Given task: Quote the records beneath, complete and exact. Leave out images.

Information provided:
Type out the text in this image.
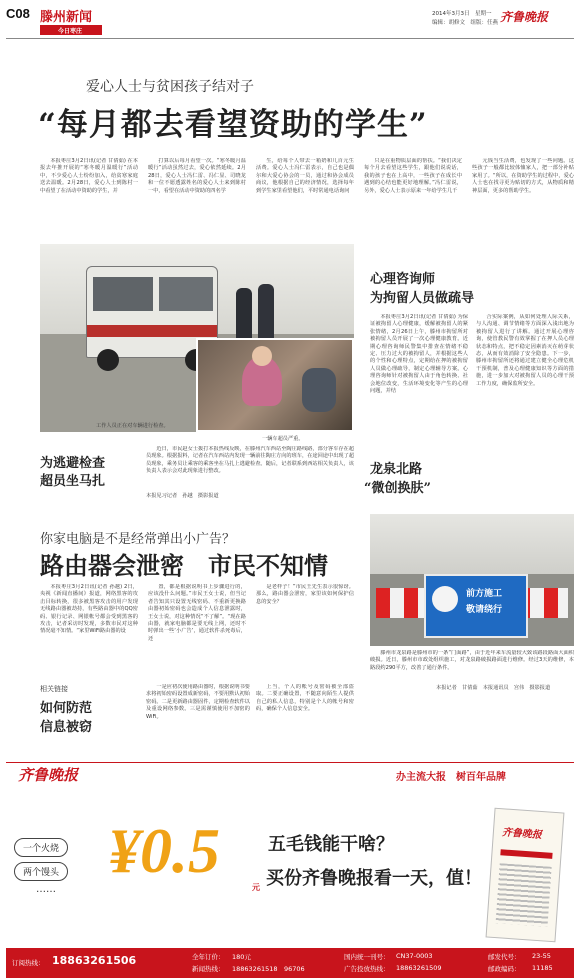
C08 滕州新闻
今日枣庄
2014年3月3日　星期一
编辑：胡修文　组版：任燕 齐鲁晚报
爱心人士与贫困孩子结对子
“每月都去看望资助的学生”

本报枣庄3月2日讯(记者 甘倩茹) 在本报去年推开展的“寒冬暖月温暖行”活动中，不少爱心人士纷纷加入，给贫寒家庭送去温暖。2月28日，爱心人士到陈村一中看望了在活动中资助的学生，并

打算以后每月看望一次。“寒冬暖月温暖行”活动虽然过去，爱心依然延续。2月28日，爱心人士冯仁雷、冯仁显、司晓龙和一位不愿透露姓名的爱心人士来到陈村一中，看望在活动中资助的四名学

生，给每个人带去一箱奶和几百元生活费。爱心人士冯仁雷表示，自己也是偶尔和大爱心协会的一员，通过和协会成员商议，他根据自己的经济情况，选择每年到学生家里看望他们，平时常通电话询问

只是在重物质层面的帮扶。“我们决定每个月去看望这些学生，跟他们说说话，我的孩子也在上高中，一些孩子在成长中遇到的心结也能更好地理解。”冯仁雷说，另外，爱心人士表示原来一年给学生几千

元钱当生活费，也发现了一些问题。这些孩子一般都比较体恤家人，把一部分补贴家用了。“所以，在资助学生的过程中，爱心人士也在找寻更为贴切的方式，从物质和精神层面，更多的帮助学生。

工作人员正在对车辆进行检查。
一辆车超员严重。
为逃避检查
超员坐马扎

近日，市民赵女士拨打本报热线反映，在滕州汽车西站至陶庄路线路，部分客车存在超员现象。根据报料，记者在汽车西站内发现一辆前往陶庄方向的班车，在途回途中出现了超员现象，乘务员让乘客的乘客坐在马扎上逃避检查。随后，记者联系到西站相关负责人，该负责人表示会对此现象进行整改。

本报见习记者　孙越　摄影报道
心理咨询师
为拘留人员做疏导

本报枣庄3月2日讯(记者 甘倩茹) 为保证被拘留人心理健康，缓解被拘留人的紧张情绪，2月26日上午，滕州市拘留所对被拘留人员开展了一次心理健康教育。近期心理咨询师民警集中排查在情绪不稳定、压力过大的被拘留人，并根据这些人的个性和心理特点，定期给在押的被拘留人员做心理疏导，制定心理辅导方案。心理咨询师针对被拘留人由于角色转换、社会地位改变，生活环境变化等产生的心理问题，并结

合实际案例，从如何处理人际关系，与人沟通、调节情绪等方面深入浅出地为被拘留人进行了讲解。通过开展心理咨询，使管教民警有效掌握了在押人员心理状态和特点，把不稳定因素消灭在萌芽状态，从而有效消除了安全隐患。下一步，滕州市拘留所还将通过建立健全心理危机干预机制，普及心理健康知识等方面的措施，进一步加大对被拘留人员的心理干预工作力度，确保监所安全。

龙泉北路
“微创换肤”
前方施工
敬请绕行

滕州市龙泉路是滕州市的一条“门面路”，由于近年来车流量较大致该路段路面大面积破损。近日，滕州市市政处组织施工，对龙泉路破损路面进行维修。经过3天的维修，本路段约290平方，改善了通行条件。

本报记者　甘倩茹　本报通讯员　宫伟　摄影报道
你家电脑是不是经常弹出小广告？
路由器会泄密　市民不知情

本报枣庄3月2日讯(记者 孙越) 2日，央视《新闻直播间》报道，网络黑客的攻击目标转换，很多被黑客攻击的用户发现无线路由器被劫持，有些路由器中的QQ密码、银行记录、网银帐号都会受到黑客的攻击，记者采访时发现，多数市民对这种情况毫不知情。“家里WiFi路由器的设

置，都是根据说明书上步骤进行的，应该没什么问题。”市民王女士说，但当记者告知其只设置无线密码、不重新更换路由器初始密码也会造成个人信息泄露时，王女士说，对这种情况“不了解”。“现在路由器，就家电脑都是要无线上网，还时不时弹出一些‘小广告’，通过软件杀死毒后，还

是老样子！”市民王先生表示很惊讶。那么，路由器会泄密，家里该如何保护信息的安全？

相关链接
如何防范
信息被窃

一是应初次使用路由器时，根据说明书要求将初始密码设置成新密码，不要用默认初始密码。二是更新路由器固件，定期检查软件以及重设网络参数。三是需谨慎使用不加密的WiFi。

上当，个人的帐号及密码被全部盗取。二要正确设置，不随意向陌生人提供自己的私人信息，特别是个人的帐号和密码，确保个人信息安全。

齐鲁晚报	办主流大报　树百年品牌
一个火烧
两个馒头
……
¥0.5
元
五毛钱能干啥？
买份齐鲁晚报看一天，值！
齐鲁晚报
订阅热线： 18863261506	全年订价： 180元
新闻热线： 18863261518　96706
国内统一刊号： CN37-0003
广告投放热线： 18863261509
邮发代号： 23-55
邮政编码： 11185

Exercise response:
Type out the text in this image.
C08 滕州新闻
今日枣庄
2014年3月3日　星期一
编辑：胡修文　组版：任燕 齐鲁晚报
爱心人士与贫困孩子结对子
“每月都去看望资助的学生”

本报枣庄3月2日讯(记者 甘倩茹) 在本报去年推开展的“寒冬暖月温暖行”活动中，不少爱心人士纷纷加入，给贫寒家庭送去温暖。2月28日，爱心人士到陈村一中看望了在活动中资助的学生，并

打算以后每月看望一次。“寒冬暖月温暖行”活动虽然过去，爱心依然延续。2月28日，爱心人士冯仁雷、冯仁显、司晓龙和一位不愿透露姓名的爱心人士来到陈村一中，看望在活动中资助的四名学

生，给每个人带去一箱奶和几百元生活费。爱心人士冯仁雷表示，自己也是偶尔和大爱心协会的一员，通过和协会成员商议，他根据自己的经济情况，选择每年到学生家里看望他们，平时常通电话询问

只是在重物质层面的帮扶。“我们决定每个月去看望这些学生，跟他们说说话，我的孩子也在上高中，一些孩子在成长中遇到的心结也能更好地理解。”冯仁雷说，另外，爱心人士表示原来一年给学生几千

元钱当生活费，也发现了一些问题。这些孩子一般都比较体恤家人，把一部分补贴家用了。“所以，在资助学生的过程中，爱心人士也在找寻更为贴切的方式，从物质和精神层面，更多的帮助学生。

工作人员正在对车辆进行检查。
一辆车超员严重。
为逃避检查
超员坐马扎

近日，市民赵女士拨打本报热线反映，在滕州汽车西站至陶庄路线路，部分客车存在超员现象。根据报料，记者在汽车西站内发现一辆前往陶庄方向的班车，在途回途中出现了超员现象，乘务员让乘客的乘客坐在马扎上逃避检查。随后，记者联系到西站相关负责人，该负责人表示会对此现象进行整改。

本报见习记者　孙越　摄影报道
心理咨询师
为拘留人员做疏导

本报枣庄3月2日讯(记者 甘倩茹) 为保证被拘留人心理健康，缓解被拘留人的紧张情绪，2月26日上午，滕州市拘留所对被拘留人员开展了一次心理健康教育。近期心理咨询师民警集中排查在情绪不稳定、压力过大的被拘留人，并根据这些人的个性和心理特点，定期给在押的被拘留人员做心理疏导，制定心理辅导方案。心理咨询师针对被拘留人由于角色转换、社会地位改变，生活环境变化等产生的心理问题，并结

合实际案例，从如何处理人际关系，与人沟通、调节情绪等方面深入浅出地为被拘留人进行了讲解。通过开展心理咨询，使管教民警有效掌握了在押人员心理状态和特点，把不稳定因素消灭在萌芽状态，从而有效消除了安全隐患。下一步，滕州市拘留所还将通过建立健全心理危机干预机制，普及心理健康知识等方面的措施，进一步加大对被拘留人员的心理干预工作力度，确保监所安全。

龙泉北路
“微创换肤”
前方施工
敬请绕行

滕州市龙泉路是滕州市的一条“门面路”，由于近年来车流量较大致该路段路面大面积破损。近日，滕州市市政处组织施工，对龙泉路破损路面进行维修。经过3天的维修，本路段约290平方，改善了通行条件。

本报记者　甘倩茹　本报通讯员　宫伟　摄影报道
你家电脑是不是经常弹出小广告？
路由器会泄密　市民不知情

本报枣庄3月2日讯(记者 孙越) 2日，央视《新闻直播间》报道，网络黑客的攻击目标转换，很多被黑客攻击的用户发现无线路由器被劫持，有些路由器中的QQ密码、银行记录、网银帐号都会受到黑客的攻击，记者采访时发现，多数市民对这种情况毫不知情。“家里WiFi路由器的设

置，都是根据说明书上步骤进行的，应该没什么问题。”市民王女士说，但当记者告知其只设置无线密码、不重新更换路由器初始密码也会造成个人信息泄露时，王女士说，对这种情况“不了解”。“现在路由器，就家电脑都是要无线上网，还时不时弹出一些‘小广告’，通过软件杀死毒后，还

是老样子！”市民王先生表示很惊讶。那么，路由器会泄密，家里该如何保护信息的安全？

相关链接
如何防范
信息被窃

一是应初次使用路由器时，根据说明书要求将初始密码设置成新密码，不要用默认初始密码。二是更新路由器固件，定期检查软件以及重设网络参数。三是需谨慎使用不加密的WiFi。

上当，个人的帐号及密码被全部盗取。二要正确设置，不随意向陌生人提供自己的私人信息，特别是个人的帐号和密码，确保个人信息安全。

齐鲁晚报	办主流大报　树百年品牌
一个火烧
两个馒头
……
¥0.5
元
五毛钱能干啥？
买份齐鲁晚报看一天，值！
齐鲁晚报
订阅热线： 18863261506	全年订价： 180元
新闻热线： 18863261518　96706
国内统一刊号： CN37-0003
广告投放热线： 18863261509
邮发代号： 23-55
邮政编码： 11185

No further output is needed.